### Work to do
Pull out every line of the records that contains the string "default", matching case exactly.

### Records for the task
★ ★ ★ ★
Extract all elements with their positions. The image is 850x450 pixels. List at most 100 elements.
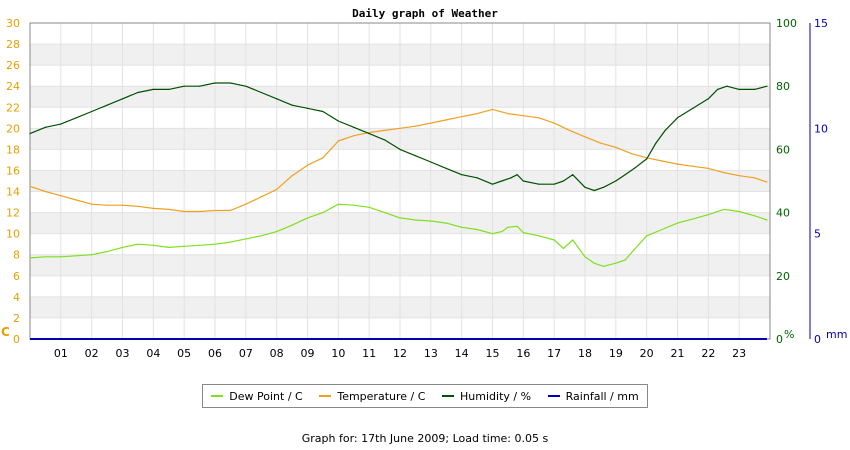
left-tick-label: 20 [6,122,20,135]
x-tick-label: 16 [516,347,530,360]
data-point-humidity [726,85,728,87]
data-point-dew-point [75,255,77,257]
data-point-temperature [766,181,768,183]
data-point-dew-point [60,256,62,258]
data-point-dew-point [353,204,355,206]
data-point-dew-point [106,250,108,253]
data-point-dew-point [322,212,324,214]
data-point-humidity [602,186,605,188]
data-point-temperature [91,203,93,205]
legend-label-humidity: Humidity / % [460,389,532,403]
data-point-dew-point [723,208,725,211]
data-point-dew-point [501,230,503,233]
data-point-humidity [383,139,386,141]
data-point-humidity [152,88,154,90]
tick-labels: 0246810121416182022242628300204060801000… [6,17,828,360]
data-point-humidity [584,186,586,188]
x-tick-label: 04 [146,347,160,360]
x-tick-label: 19 [609,347,623,360]
left-tick-label: 6 [13,270,20,283]
data-point-humidity [501,180,503,182]
x-tick-label: 09 [301,347,315,360]
x-tick-label: 17 [547,347,561,360]
data-point-dew-point [602,265,605,267]
data-point-temperature [723,171,725,174]
data-point-temperature [383,129,386,132]
left-axis-unit: C [1,325,10,339]
legend-label-temperature: Temperature / C [337,389,426,403]
data-point-humidity [399,148,401,150]
x-tick-label: 10 [331,347,345,360]
data-point-temperature [584,136,586,138]
data-point-temperature [121,204,124,206]
data-point-humidity [322,110,324,113]
data-point-temperature [198,210,201,213]
data-point-temperature [152,207,154,209]
data-point-humidity [291,104,293,106]
right-tick-label: 0 [814,333,821,346]
data-point-temperature [707,167,709,169]
right-axis-unit: mm [826,328,847,341]
data-point-temperature [75,199,77,201]
legend-label-dew-point: Dew Point / C [229,389,303,403]
data-point-dew-point [692,218,694,220]
data-point-temperature [214,209,216,212]
x-tick-label: 23 [732,347,746,360]
data-point-dew-point [260,235,262,237]
data-point-temperature [245,203,247,205]
data-point-humidity [738,88,740,90]
data-point-temperature [753,177,756,179]
data-point-dew-point [491,233,494,235]
left-tick-label: 10 [6,228,20,241]
data-point-temperature [183,210,185,213]
data-point-humidity [245,85,247,87]
left-tick-label: 22 [6,101,20,114]
right-tick-label: 15 [814,17,828,30]
data-point-dew-point [516,225,518,227]
data-point-temperature [291,175,293,177]
data-point-humidity [646,158,648,160]
data-point-dew-point [584,256,586,258]
data-point-dew-point [91,254,93,256]
data-point-humidity [516,174,518,176]
data-point-temperature [553,122,555,124]
data-point-dew-point [291,224,293,226]
data-point-temperature [399,127,401,129]
left-tick-label: 18 [6,143,20,156]
data-point-dew-point [44,256,47,258]
data-point-humidity [538,183,540,185]
data-point-dew-point [461,226,463,228]
data-point-dew-point [414,219,417,221]
right-tick-label: 5 [814,228,821,241]
data-point-humidity [766,85,768,87]
left-tick-label: 12 [6,207,20,220]
data-point-humidity [91,110,93,113]
data-point-temperature [168,208,170,211]
data-point-dew-point [522,232,524,234]
data-point-dew-point [276,230,278,233]
data-point-dew-point [430,220,432,222]
data-point-humidity [624,174,626,176]
data-point-humidity [44,126,47,128]
data-point-temperature [60,195,62,197]
legend-swatch-humidity [442,395,455,397]
data-point-dew-point [507,226,509,228]
data-point-temperature [692,165,694,167]
legend-item-humidity: Humidity / % [442,390,531,403]
legend-label-rainfall: Rainfall / mm [565,389,639,403]
data-point-temperature [137,205,139,207]
middle-tick-label: 60 [776,143,790,156]
data-point-humidity [707,98,709,100]
data-point-humidity [168,88,170,90]
series-line-temperature [29,108,768,213]
data-point-temperature [615,146,617,148]
data-point-dew-point [661,228,663,231]
data-point-temperature [491,108,494,110]
x-tick-label: 13 [424,347,438,360]
legend-item-temperature: Temperature / C [319,390,425,403]
data-point-dew-point [572,239,574,241]
data-point-dew-point [738,210,740,213]
data-point-humidity [593,189,595,192]
x-tick-label: 14 [455,347,469,360]
data-point-humidity [510,177,512,179]
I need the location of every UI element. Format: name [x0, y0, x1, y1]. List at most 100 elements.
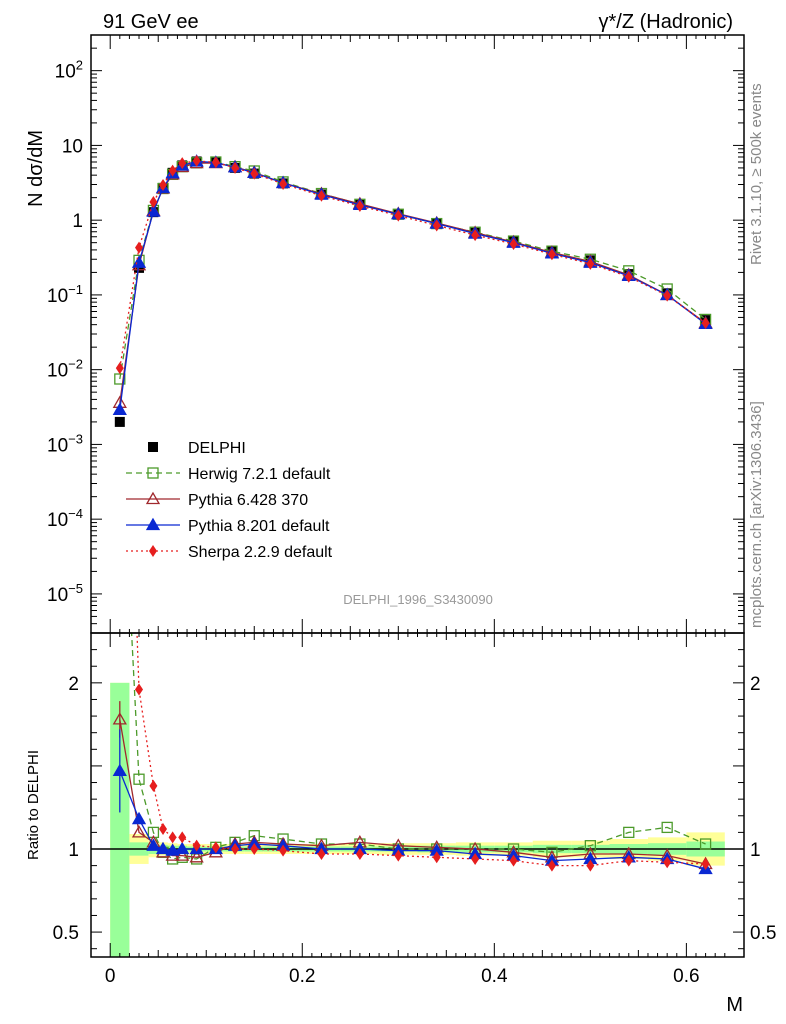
- ratio-point: [159, 823, 168, 836]
- main-y-axis-label: N dσ/dM: [25, 130, 47, 207]
- ratio-point: [178, 831, 187, 844]
- series-4: [115, 154, 710, 375]
- ratio-point: [165, 843, 180, 856]
- data-point: [178, 157, 187, 170]
- data-point: [149, 195, 158, 208]
- right-title: γ*/Z (Hadronic): [599, 11, 733, 33]
- y-tick-label: 10−2: [47, 357, 83, 382]
- series-0: [114, 156, 711, 427]
- ratio-panel-frame: [90, 632, 745, 958]
- analysis-id: DELPHI_1996_S3430090: [343, 592, 493, 607]
- data-point: [250, 167, 259, 180]
- ratio-series-3: [135, 633, 710, 872]
- data-point: [159, 179, 168, 192]
- tick-base: 10: [47, 510, 68, 531]
- series-line: [119, 160, 706, 369]
- ratio-point: [192, 839, 201, 852]
- data-point: [131, 255, 147, 268]
- tick-exponent: −4: [68, 506, 83, 521]
- legend-label: Pythia 8.201 default: [188, 518, 330, 535]
- legend-label: DELPHI: [188, 440, 246, 457]
- ratio-y-tick-label-right: 1: [750, 840, 761, 861]
- ratio-point: [168, 831, 177, 844]
- left-title: 91 GeV ee: [103, 11, 199, 33]
- tick-base: 10: [47, 286, 68, 307]
- ratio-point: [175, 841, 190, 855]
- x-tick-label: 0.2: [289, 966, 315, 987]
- ratio-point: [547, 859, 556, 872]
- data-point: [394, 209, 403, 222]
- y-tick-label: 10: [62, 136, 83, 157]
- ratio-y-axis-label: Ratio to DELPHI: [25, 750, 42, 860]
- legend-entry: Sherpa 2.2.9 default: [126, 544, 333, 561]
- tick-base: 10: [62, 136, 83, 157]
- legend-entry: Herwig 7.2.1 default: [126, 466, 331, 483]
- ratio-point: [701, 857, 710, 870]
- ratio-point: [432, 851, 441, 864]
- ratio-point: [623, 826, 635, 839]
- data-point: [135, 241, 144, 254]
- ratio-point: [394, 849, 403, 862]
- ratio-point: [149, 779, 158, 792]
- data-point: [114, 416, 125, 427]
- ratio-y-tick-label-right: 2: [750, 674, 761, 695]
- legend-label: Pythia 6.428 370: [188, 492, 308, 509]
- legend-marker: [145, 491, 161, 505]
- x-tick-label: 0.4: [481, 966, 508, 987]
- y-tick-label: 10−5: [47, 581, 83, 606]
- series-line: [119, 162, 706, 403]
- ratio-point: [471, 852, 480, 865]
- x-axis-label: M: [726, 994, 743, 1016]
- ratio-point: [135, 683, 144, 696]
- series-3: [112, 154, 713, 416]
- ratio-point: [699, 838, 712, 850]
- tick-base: 10: [47, 435, 68, 456]
- data-point: [471, 229, 480, 242]
- ratio-y-tick-label-right: 0.5: [750, 923, 776, 944]
- ratio-point: [155, 841, 171, 855]
- ratio-point: [279, 844, 288, 857]
- data-point: [168, 164, 177, 177]
- data-point: [231, 161, 240, 174]
- ratio-point: [231, 843, 240, 855]
- ratio-point: [131, 825, 147, 838]
- legend-marker: [145, 517, 161, 531]
- legend-label: Herwig 7.2.1 default: [188, 466, 331, 483]
- data-point: [317, 189, 326, 202]
- tick-exponent: −5: [68, 581, 83, 596]
- series-1: [114, 156, 712, 385]
- ratio-point: [250, 843, 259, 855]
- side-label-rivet: Rivet 3.1.10, ≥ 500k events: [748, 83, 765, 265]
- ratio-point: [146, 838, 161, 851]
- y-tick-label: 10−1: [47, 282, 83, 307]
- tick-base: 10: [47, 585, 68, 606]
- ratio-point: [584, 840, 597, 852]
- tick-exponent: −3: [68, 431, 83, 446]
- y-tick-label: 1: [72, 211, 83, 232]
- ratio-point: [175, 848, 190, 861]
- legend-entry: Pythia 6.428 370: [126, 491, 308, 509]
- tick-base: 10: [55, 62, 76, 83]
- ratio-point: [189, 849, 204, 863]
- ratio-y-tick-label: 0.5: [53, 923, 79, 944]
- data-point: [624, 270, 633, 283]
- tick-base: 1: [72, 211, 83, 232]
- data-point: [112, 402, 127, 416]
- tick-exponent: −2: [68, 357, 83, 372]
- ratio-y-tick-label: 2: [68, 674, 79, 695]
- y-tick-label: 10−3: [47, 431, 83, 456]
- tick-exponent: 2: [76, 58, 83, 73]
- y-tick-label: 102: [55, 58, 83, 83]
- data-point: [509, 237, 518, 250]
- legend-marker: [147, 467, 159, 479]
- ratio-point: [586, 859, 595, 872]
- data-point: [279, 177, 288, 190]
- data-point: [115, 362, 124, 375]
- data-point: [211, 156, 220, 169]
- x-tick-label: 0: [105, 966, 116, 987]
- tick-base: 10: [47, 361, 68, 382]
- legend-marker: [149, 545, 157, 557]
- series-2: [112, 155, 713, 408]
- legend-marker: [148, 442, 158, 452]
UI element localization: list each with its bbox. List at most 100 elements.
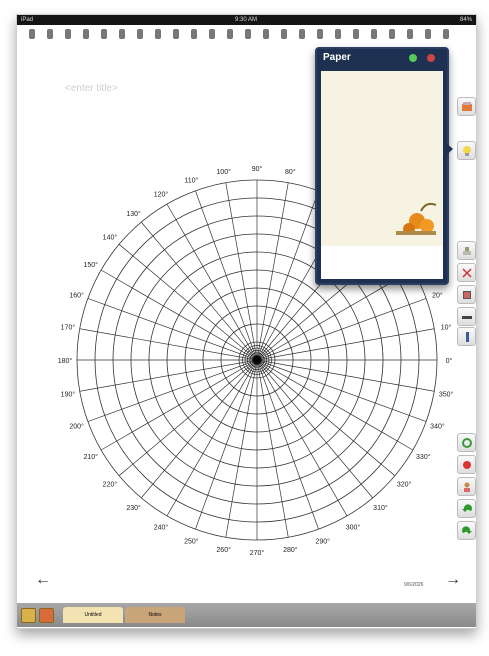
★ ★ ★ ★
### Exercise output
- legend-label: Pythia 8.201 default: [188, 518, 330, 535]
- legend-entry: Sherpa 2.2.9 default: [126, 544, 333, 561]
- legend-entry: Herwig 7.2.1 default: [126, 466, 331, 483]
- legend-label: Herwig 7.2.1 default: [188, 466, 331, 483]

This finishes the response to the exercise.